-- GIVEN PROBLEM --
In your copy, leave out the pictures and repeat the entries below exactly.

[START]

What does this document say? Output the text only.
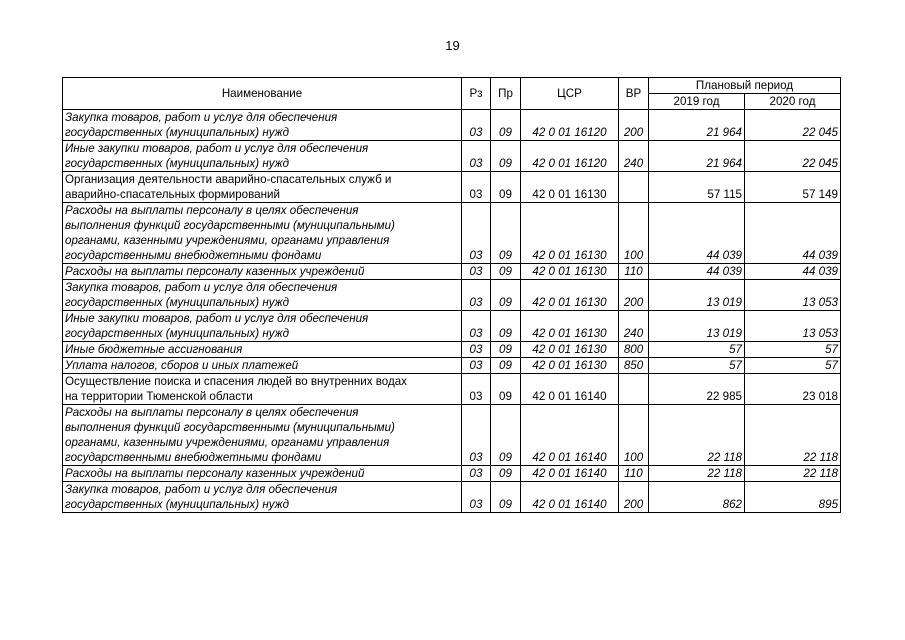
19
Наименование	Рз	Пр	ЦСР	ВР	Плановый период	
					2019 год	2020 год
Закупка товаров, работ и услуг для обеспечения
государственных (муниципальных) нужд	03	09	42 0 01 16120	200	21 964	22 045
Иные закупки товаров, работ и услуг для обеспечения
государственных (муниципальных) нужд	03	09	42 0 01 16120	240	21 964	22 045
Организация деятельности аварийно-спасательных служб и
аварийно-спасательных формирований	03	09	42 0 01 16130		57 115	57 149
Расходы на выплаты персоналу в целях обеспечения
выполнения функций государственными (муниципальными)
органами, казенными учреждениями, органами управления
государственными внебюджетными фондами	03	09	42 0 01 16130	100	44 039	44 039
Расходы на выплаты персоналу казенных учреждений	03	09	42 0 01 16130	110	44 039	44 039
Закупка товаров, работ и услуг для обеспечения
государственных (муниципальных) нужд	03	09	42 0 01 16130	200	13 019	13 053
Иные закупки товаров, работ и услуг для обеспечения
государственных (муниципальных) нужд	03	09	42 0 01 16130	240	13 019	13 053
Иные бюджетные ассигнования	03	09	42 0 01 16130	800	57	57
Уплата налогов, сборов и иных платежей	03	09	42 0 01 16130	850	57	57
Осуществление поиска и спасения людей во внутренних водах
на территории Тюменской области	03	09	42 0 01 16140		22 985	23 018
Расходы на выплаты персоналу в целях обеспечения
выполнения функций государственными (муниципальными)
органами, казенными учреждениями, органами управления
государственными внебюджетными фондами	03	09	42 0 01 16140	100	22 118	22 118
Расходы на выплаты персоналу казенных учреждений	03	09	42 0 01 16140	110	22 118	22 118
Закупка товаров, работ и услуг для обеспечения
государственных (муниципальных) нужд	03	09	42 0 01 16140	200	862	895
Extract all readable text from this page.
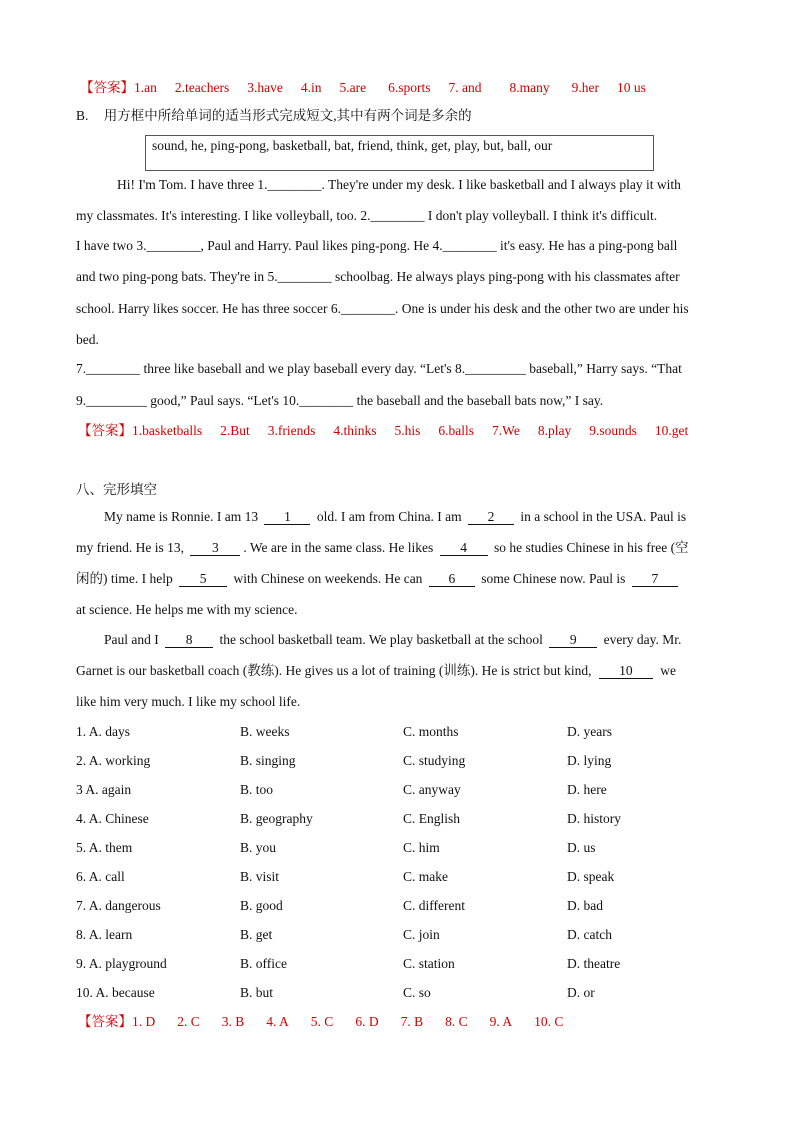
【答案】1.an 2.teachers 3.have 4.in 5.are 6.sports 7. and 8.many 9.her 10 us
B. 用方框中所给单词的适当形式完成短文,其中有两个词是多余的
sound, he, ping-pong, basketball, bat, friend, think, get, play, but, ball, our
Hi! I'm Tom. I have three 1.________. They're under my desk. I like basketball and I always play it with
my classmates. It's interesting. I like volleyball, too. 2.________ I don't play volleyball. I think it's difficult.
I have two 3.________, Paul and Harry. Paul likes ping-pong. He 4.________ it's easy. He has a ping-pong ball
and two ping-pong bats. They're in 5.________ schoolbag. He always plays ping-pong with his classmates after
school. Harry likes soccer. He has three soccer 6.________. One is under his desk and the other two are under his
bed.
7.________ three like baseball and we play baseball every day. “Let's 8._________ baseball,” Harry says. “That
9._________ good,” Paul says. “Let's 10.________ the baseball and the baseball bats now,” I say.
【答案】1.basketballs 2.But 3.friends 4.thinks 5.his 6.balls 7.We 8.play 9.sounds 10.get
八、完形填空
My name is Ronnie. I am 13 1 old. I am from China. I am 2 in a school in the USA. Paul is
my friend. He is 13, 3 . We are in the same class. He likes 4 so he studies Chinese in his free (空
闲的) time. I help 5 with Chinese on weekends. He can 6 some Chinese now. Paul is 7
at science. He helps me with my science.
Paul and I 8 the school basketball team. We play basketball at the school 9 every day. Mr.
Garnet is our basketball coach (教练). He gives us a lot of training (训练). He is strict but kind, 10 we
like him very much. I like my school life.
1. A. days	B. weeks	C. months	D. years
2. A. working	B. singing	C. studying	D. lying
3 A. again	B. too	C. anyway	D. here
4. A. Chinese	B. geography	C. English	D. history
5. A. them	B. you	C. him	D. us
6. A. call	B. visit	C. make	D. speak
7. A. dangerous	B. good	C. different	D. bad
8. A. learn	B. get	C. join	D. catch
9. A. playground	B. office	C. station	D. theatre
10. A. because	B. but	C. so	D. or
【答案】1. D 2. C 3. B 4. A 5. C 6. D 7. B 8. C 9. A 10. C
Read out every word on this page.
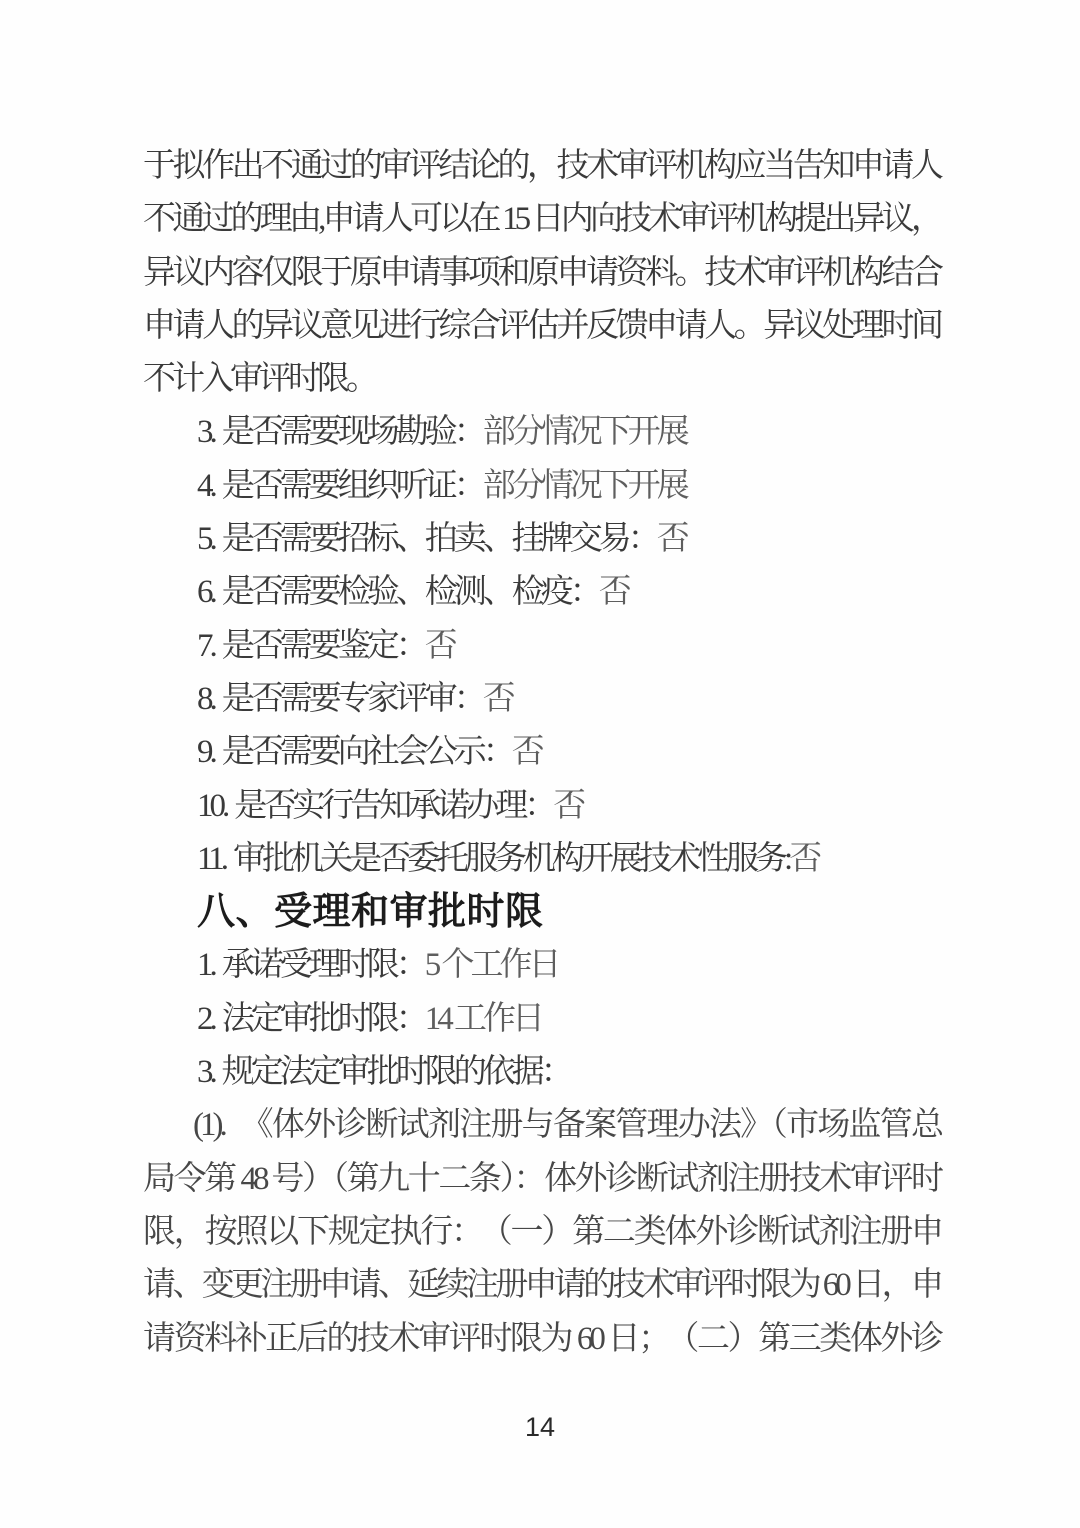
于拟作出不通过的审评结论的，技术审评机构应当告知申请人
不通过的理由,申请人可以在 15 日内向技术审评机构提出异议，
异议内容仅限于原申请事项和原申请资料。技术审评机构结合
申请人的异议意见进行综合评估并反馈申请人。异议处理时间
不计入审评时限。
3. 是否需要现场勘验：部分情况下开展
4. 是否需要组织听证：部分情况下开展
5. 是否需要招标、拍卖、挂牌交易：否
6. 是否需要检验、检测、检疫：否
7. 是否需要鉴定：否
8. 是否需要专家评审：否
9. 是否需要向社会公示：否
10. 是否实行告知承诺办理：否
11. 审批机关是否委托服务机构开展技术性服务:否
八、受理和审批时限
1. 承诺受理时限：5 个工作日
2. 法定审批时限：14 工作日
3. 规定法定审批时限的依据：
(1).　《体外诊断试剂注册与备案管理办法》（市场监管总
局令第 48 号）（第九十二条）：体外诊断试剂注册技术审评时
限，按照以下规定执行：　（一）第二类体外诊断试剂注册申
请、变更注册申请、延续注册申请的技术审评时限为 60 日，申
请资料补正后的技术审评时限为 60 日；　（二）第三类体外诊
14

[END]

-- ANSWER FOR THE TASK --
What does this document say? Output the text only.
19
Наименование	Рз	Пр	ЦСР	ВР	Плановый период	
					2019 год	2020 год
Закупка товаров, работ и услуг для обеспечения
государственных (муниципальных) нужд	03	09	42 0 01 16120	200	21 964	22 045
Иные закупки товаров, работ и услуг для обеспечения
государственных (муниципальных) нужд	03	09	42 0 01 16120	240	21 964	22 045
Организация деятельности аварийно-спасательных служб и
аварийно-спасательных формирований	03	09	42 0 01 16130		57 115	57 149
Расходы на выплаты персоналу в целях обеспечения
выполнения функций государственными (муниципальными)
органами, казенными учреждениями, органами управления
государственными внебюджетными фондами	03	09	42 0 01 16130	100	44 039	44 039
Расходы на выплаты персоналу казенных учреждений	03	09	42 0 01 16130	110	44 039	44 039
Закупка товаров, работ и услуг для обеспечения
государственных (муниципальных) нужд	03	09	42 0 01 16130	200	13 019	13 053
Иные закупки товаров, работ и услуг для обеспечения
государственных (муниципальных) нужд	03	09	42 0 01 16130	240	13 019	13 053
Иные бюджетные ассигнования	03	09	42 0 01 16130	800	57	57
Уплата налогов, сборов и иных платежей	03	09	42 0 01 16130	850	57	57
Осуществление поиска и спасения людей во внутренних водах
на территории Тюменской области	03	09	42 0 01 16140		22 985	23 018
Расходы на выплаты персоналу в целях обеспечения
выполнения функций государственными (муниципальными)
органами, казенными учреждениями, органами управления
государственными внебюджетными фондами	03	09	42 0 01 16140	100	22 118	22 118
Расходы на выплаты персоналу казенных учреждений	03	09	42 0 01 16140	110	22 118	22 118
Закупка товаров, работ и услуг для обеспечения
государственных (муниципальных) нужд	03	09	42 0 01 16140	200	862	895
Extract all readable text from this page.
【答案】1.an 2.teachers 3.have 4.in 5.are 6.sports 7. and 8.many 9.her 10 us
B. 用方框中所给单词的适当形式完成短文,其中有两个词是多余的
sound, he, ping-pong, basketball, bat, friend, think, get, play, but, ball, our
Hi! I'm Tom. I have three 1.________. They're under my desk. I like basketball and I always play it with
my classmates. It's interesting. I like volleyball, too. 2.________ I don't play volleyball. I think it's difficult.
I have two 3.________, Paul and Harry. Paul likes ping-pong. He 4.________ it's easy. He has a ping-pong ball
and two ping-pong bats. They're in 5.________ schoolbag. He always plays ping-pong with his classmates after
school. Harry likes soccer. He has three soccer 6.________. One is under his desk and the other two are under his
bed.
7.________ three like baseball and we play baseball every day. “Let's 8._________ baseball,” Harry says. “That
9._________ good,” Paul says. “Let's 10.________ the baseball and the baseball bats now,” I say.
【答案】1.basketballs 2.But 3.friends 4.thinks 5.his 6.balls 7.We 8.play 9.sounds 10.get
八、完形填空
My name is Ronnie. I am 13 1 old. I am from China. I am 2 in a school in the USA. Paul is
my friend. He is 13, 3 . We are in the same class. He likes 4 so he studies Chinese in his free (空
闲的) time. I help 5 with Chinese on weekends. He can 6 some Chinese now. Paul is 7
at science. He helps me with my science.
Paul and I 8 the school basketball team. We play basketball at the school 9 every day. Mr.
Garnet is our basketball coach (教练). He gives us a lot of training (训练). He is strict but kind, 10 we
like him very much. I like my school life.
1. A. days	B. weeks	C. months	D. years
2. A. working	B. singing	C. studying	D. lying
3 A. again	B. too	C. anyway	D. here
4. A. Chinese	B. geography	C. English	D. history
5. A. them	B. you	C. him	D. us
6. A. call	B. visit	C. make	D. speak
7. A. dangerous	B. good	C. different	D. bad
8. A. learn	B. get	C. join	D. catch
9. A. playground	B. office	C. station	D. theatre
10. A. because	B. but	C. so	D. or
【答案】1. D 2. C 3. B 4. A 5. C 6. D 7. B 8. C 9. A 10. C
Read out every word on this page.
于拟作出不通过的审评结论的，技术审评机构应当告知申请人
不通过的理由,申请人可以在 15 日内向技术审评机构提出异议，
异议内容仅限于原申请事项和原申请资料。技术审评机构结合
申请人的异议意见进行综合评估并反馈申请人。异议处理时间
不计入审评时限。
3. 是否需要现场勘验：部分情况下开展
4. 是否需要组织听证：部分情况下开展
5. 是否需要招标、拍卖、挂牌交易：否
6. 是否需要检验、检测、检疫：否
7. 是否需要鉴定：否
8. 是否需要专家评审：否
9. 是否需要向社会公示：否
10. 是否实行告知承诺办理：否
11. 审批机关是否委托服务机构开展技术性服务:否
八、受理和审批时限
1. 承诺受理时限：5 个工作日
2. 法定审批时限：14 工作日
3. 规定法定审批时限的依据：
(1).　《体外诊断试剂注册与备案管理办法》（市场监管总
局令第 48 号）（第九十二条）：体外诊断试剂注册技术审评时
限，按照以下规定执行：　（一）第二类体外诊断试剂注册申
请、变更注册申请、延续注册申请的技术审评时限为 60 日，申
请资料补正后的技术审评时限为 60 日；　（二）第三类体外诊
14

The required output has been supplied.